Short exercise: Write out every record below exactly as it appears.

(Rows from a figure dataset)

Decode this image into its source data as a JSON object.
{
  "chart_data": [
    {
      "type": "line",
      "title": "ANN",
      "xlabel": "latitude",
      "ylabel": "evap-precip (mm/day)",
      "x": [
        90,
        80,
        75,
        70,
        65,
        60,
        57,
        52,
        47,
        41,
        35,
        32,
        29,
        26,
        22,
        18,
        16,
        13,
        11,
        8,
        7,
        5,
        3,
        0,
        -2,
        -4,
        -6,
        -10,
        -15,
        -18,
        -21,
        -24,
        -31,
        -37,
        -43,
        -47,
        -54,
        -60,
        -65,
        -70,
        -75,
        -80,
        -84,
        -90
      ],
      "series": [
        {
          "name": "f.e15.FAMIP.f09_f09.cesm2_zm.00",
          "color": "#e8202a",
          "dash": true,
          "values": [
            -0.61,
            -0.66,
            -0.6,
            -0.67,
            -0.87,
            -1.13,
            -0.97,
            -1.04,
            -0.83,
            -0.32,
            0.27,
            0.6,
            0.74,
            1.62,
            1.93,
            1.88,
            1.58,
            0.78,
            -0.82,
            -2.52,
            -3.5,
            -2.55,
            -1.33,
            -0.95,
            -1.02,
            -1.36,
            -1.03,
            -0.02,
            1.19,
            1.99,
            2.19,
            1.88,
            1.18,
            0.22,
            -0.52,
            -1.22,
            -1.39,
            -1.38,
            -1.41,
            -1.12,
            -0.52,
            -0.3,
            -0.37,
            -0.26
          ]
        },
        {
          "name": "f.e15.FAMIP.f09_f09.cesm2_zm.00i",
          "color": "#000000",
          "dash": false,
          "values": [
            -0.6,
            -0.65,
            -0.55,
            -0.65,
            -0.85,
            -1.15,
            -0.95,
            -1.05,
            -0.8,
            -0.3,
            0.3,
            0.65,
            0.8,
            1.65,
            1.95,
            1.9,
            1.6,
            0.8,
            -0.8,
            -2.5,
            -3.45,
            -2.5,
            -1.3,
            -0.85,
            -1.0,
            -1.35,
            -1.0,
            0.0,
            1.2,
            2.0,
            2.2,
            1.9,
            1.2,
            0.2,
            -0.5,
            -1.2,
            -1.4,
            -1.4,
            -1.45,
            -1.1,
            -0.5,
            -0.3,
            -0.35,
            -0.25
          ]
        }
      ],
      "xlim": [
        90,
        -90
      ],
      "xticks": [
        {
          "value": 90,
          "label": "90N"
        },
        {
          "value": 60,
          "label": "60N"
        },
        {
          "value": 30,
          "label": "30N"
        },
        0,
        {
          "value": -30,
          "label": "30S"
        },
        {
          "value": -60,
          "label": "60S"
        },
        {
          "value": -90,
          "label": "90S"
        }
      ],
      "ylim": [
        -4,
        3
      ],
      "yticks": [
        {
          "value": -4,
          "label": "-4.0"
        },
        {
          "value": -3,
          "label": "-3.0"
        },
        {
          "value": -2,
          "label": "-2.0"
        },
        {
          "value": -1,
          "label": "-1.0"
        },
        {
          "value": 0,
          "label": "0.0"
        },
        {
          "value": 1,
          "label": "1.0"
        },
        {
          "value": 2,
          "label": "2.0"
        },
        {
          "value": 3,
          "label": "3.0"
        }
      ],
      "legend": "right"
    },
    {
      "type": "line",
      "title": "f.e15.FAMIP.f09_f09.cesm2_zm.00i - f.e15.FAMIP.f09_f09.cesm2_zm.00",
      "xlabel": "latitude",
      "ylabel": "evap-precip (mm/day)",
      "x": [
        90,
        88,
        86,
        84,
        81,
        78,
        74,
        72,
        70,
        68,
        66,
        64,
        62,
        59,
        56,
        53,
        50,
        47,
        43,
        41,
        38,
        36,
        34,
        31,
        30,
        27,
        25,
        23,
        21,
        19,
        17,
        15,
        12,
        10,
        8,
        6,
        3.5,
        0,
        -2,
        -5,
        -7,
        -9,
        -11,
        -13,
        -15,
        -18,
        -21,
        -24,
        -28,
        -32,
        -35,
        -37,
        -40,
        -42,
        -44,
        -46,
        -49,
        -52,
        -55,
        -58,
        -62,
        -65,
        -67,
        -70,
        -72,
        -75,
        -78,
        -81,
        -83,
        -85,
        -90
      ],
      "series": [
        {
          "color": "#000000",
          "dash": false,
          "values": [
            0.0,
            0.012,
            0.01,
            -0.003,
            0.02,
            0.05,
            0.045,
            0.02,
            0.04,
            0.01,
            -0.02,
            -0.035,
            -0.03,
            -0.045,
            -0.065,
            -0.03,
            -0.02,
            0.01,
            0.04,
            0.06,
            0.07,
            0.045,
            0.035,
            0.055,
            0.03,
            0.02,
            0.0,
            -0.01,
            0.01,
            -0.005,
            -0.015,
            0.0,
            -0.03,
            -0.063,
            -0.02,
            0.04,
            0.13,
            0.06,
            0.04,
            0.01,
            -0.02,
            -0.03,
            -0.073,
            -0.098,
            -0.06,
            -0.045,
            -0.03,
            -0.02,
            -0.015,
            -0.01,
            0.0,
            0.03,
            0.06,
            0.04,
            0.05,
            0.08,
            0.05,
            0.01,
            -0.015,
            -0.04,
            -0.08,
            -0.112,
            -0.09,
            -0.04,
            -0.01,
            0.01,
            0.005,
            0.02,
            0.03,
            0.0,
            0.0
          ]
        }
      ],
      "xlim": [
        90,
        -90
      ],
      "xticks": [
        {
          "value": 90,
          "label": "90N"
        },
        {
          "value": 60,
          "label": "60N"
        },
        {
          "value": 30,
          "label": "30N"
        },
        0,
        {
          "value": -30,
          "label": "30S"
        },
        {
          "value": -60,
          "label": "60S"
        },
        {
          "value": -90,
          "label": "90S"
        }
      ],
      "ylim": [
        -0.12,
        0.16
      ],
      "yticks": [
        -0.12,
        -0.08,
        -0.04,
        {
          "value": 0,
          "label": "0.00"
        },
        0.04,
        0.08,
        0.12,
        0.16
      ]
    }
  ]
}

Answer to the problem:
Decode this image into its source data as a JSON object.
{
  "chart_data": [
    {
      "type": "line",
      "title": "ANN",
      "xlabel": "latitude",
      "ylabel": "evap-precip (mm/day)",
      "x": [
        90,
        80,
        75,
        70,
        65,
        60,
        57,
        52,
        47,
        41,
        35,
        32,
        29,
        26,
        22,
        18,
        16,
        13,
        11,
        8,
        7,
        5,
        3,
        0,
        -2,
        -4,
        -6,
        -10,
        -15,
        -18,
        -21,
        -24,
        -31,
        -37,
        -43,
        -47,
        -54,
        -60,
        -65,
        -70,
        -75,
        -80,
        -84,
        -90
      ],
      "series": [
        {
          "name": "f.e15.FAMIP.f09_f09.cesm2_zm.00",
          "color": "#e8202a",
          "dash": true,
          "values": [
            -0.61,
            -0.66,
            -0.6,
            -0.67,
            -0.87,
            -1.13,
            -0.97,
            -1.04,
            -0.83,
            -0.32,
            0.27,
            0.6,
            0.74,
            1.62,
            1.93,
            1.88,
            1.58,
            0.78,
            -0.82,
            -2.52,
            -3.5,
            -2.55,
            -1.33,
            -0.95,
            -1.02,
            -1.36,
            -1.03,
            -0.02,
            1.19,
            1.99,
            2.19,
            1.88,
            1.18,
            0.22,
            -0.52,
            -1.22,
            -1.39,
            -1.38,
            -1.41,
            -1.12,
            -0.52,
            -0.3,
            -0.37,
            -0.26
          ]
        },
        {
          "name": "f.e15.FAMIP.f09_f09.cesm2_zm.00i",
          "color": "#000000",
          "dash": false,
          "values": [
            -0.6,
            -0.65,
            -0.55,
            -0.65,
            -0.85,
            -1.15,
            -0.95,
            -1.05,
            -0.8,
            -0.3,
            0.3,
            0.65,
            0.8,
            1.65,
            1.95,
            1.9,
            1.6,
            0.8,
            -0.8,
            -2.5,
            -3.45,
            -2.5,
            -1.3,
            -0.85,
            -1.0,
            -1.35,
            -1.0,
            0.0,
            1.2,
            2.0,
            2.2,
            1.9,
            1.2,
            0.2,
            -0.5,
            -1.2,
            -1.4,
            -1.4,
            -1.45,
            -1.1,
            -0.5,
            -0.3,
            -0.35,
            -0.25
          ]
        }
      ],
      "xlim": [
        90,
        -90
      ],
      "xticks": [
        {
          "value": 90,
          "label": "90N"
        },
        {
          "value": 60,
          "label": "60N"
        },
        {
          "value": 30,
          "label": "30N"
        },
        0,
        {
          "value": -30,
          "label": "30S"
        },
        {
          "value": -60,
          "label": "60S"
        },
        {
          "value": -90,
          "label": "90S"
        }
      ],
      "ylim": [
        -4,
        3
      ],
      "yticks": [
        {
          "value": -4,
          "label": "-4.0"
        },
        {
          "value": -3,
          "label": "-3.0"
        },
        {
          "value": -2,
          "label": "-2.0"
        },
        {
          "value": -1,
          "label": "-1.0"
        },
        {
          "value": 0,
          "label": "0.0"
        },
        {
          "value": 1,
          "label": "1.0"
        },
        {
          "value": 2,
          "label": "2.0"
        },
        {
          "value": 3,
          "label": "3.0"
        }
      ],
      "legend": "right"
    },
    {
      "type": "line",
      "title": "f.e15.FAMIP.f09_f09.cesm2_zm.00i - f.e15.FAMIP.f09_f09.cesm2_zm.00",
      "xlabel": "latitude",
      "ylabel": "evap-precip (mm/day)",
      "x": [
        90,
        88,
        86,
        84,
        81,
        78,
        74,
        72,
        70,
        68,
        66,
        64,
        62,
        59,
        56,
        53,
        50,
        47,
        43,
        41,
        38,
        36,
        34,
        31,
        30,
        27,
        25,
        23,
        21,
        19,
        17,
        15,
        12,
        10,
        8,
        6,
        3.5,
        0,
        -2,
        -5,
        -7,
        -9,
        -11,
        -13,
        -15,
        -18,
        -21,
        -24,
        -28,
        -32,
        -35,
        -37,
        -40,
        -42,
        -44,
        -46,
        -49,
        -52,
        -55,
        -58,
        -62,
        -65,
        -67,
        -70,
        -72,
        -75,
        -78,
        -81,
        -83,
        -85,
        -90
      ],
      "series": [
        {
          "color": "#000000",
          "dash": false,
          "values": [
            0.0,
            0.012,
            0.01,
            -0.003,
            0.02,
            0.05,
            0.045,
            0.02,
            0.04,
            0.01,
            -0.02,
            -0.035,
            -0.03,
            -0.045,
            -0.065,
            -0.03,
            -0.02,
            0.01,
            0.04,
            0.06,
            0.07,
            0.045,
            0.035,
            0.055,
            0.03,
            0.02,
            0.0,
            -0.01,
            0.01,
            -0.005,
            -0.015,
            0.0,
            -0.03,
            -0.063,
            -0.02,
            0.04,
            0.13,
            0.06,
            0.04,
            0.01,
            -0.02,
            -0.03,
            -0.073,
            -0.098,
            -0.06,
            -0.045,
            -0.03,
            -0.02,
            -0.015,
            -0.01,
            0.0,
            0.03,
            0.06,
            0.04,
            0.05,
            0.08,
            0.05,
            0.01,
            -0.015,
            -0.04,
            -0.08,
            -0.112,
            -0.09,
            -0.04,
            -0.01,
            0.01,
            0.005,
            0.02,
            0.03,
            0.0,
            0.0
          ]
        }
      ],
      "xlim": [
        90,
        -90
      ],
      "xticks": [
        {
          "value": 90,
          "label": "90N"
        },
        {
          "value": 60,
          "label": "60N"
        },
        {
          "value": 30,
          "label": "30N"
        },
        0,
        {
          "value": -30,
          "label": "30S"
        },
        {
          "value": -60,
          "label": "60S"
        },
        {
          "value": -90,
          "label": "90S"
        }
      ],
      "ylim": [
        -0.12,
        0.16
      ],
      "yticks": [
        -0.12,
        -0.08,
        -0.04,
        {
          "value": 0,
          "label": "0.00"
        },
        0.04,
        0.08,
        0.12,
        0.16
      ]
    }
  ]
}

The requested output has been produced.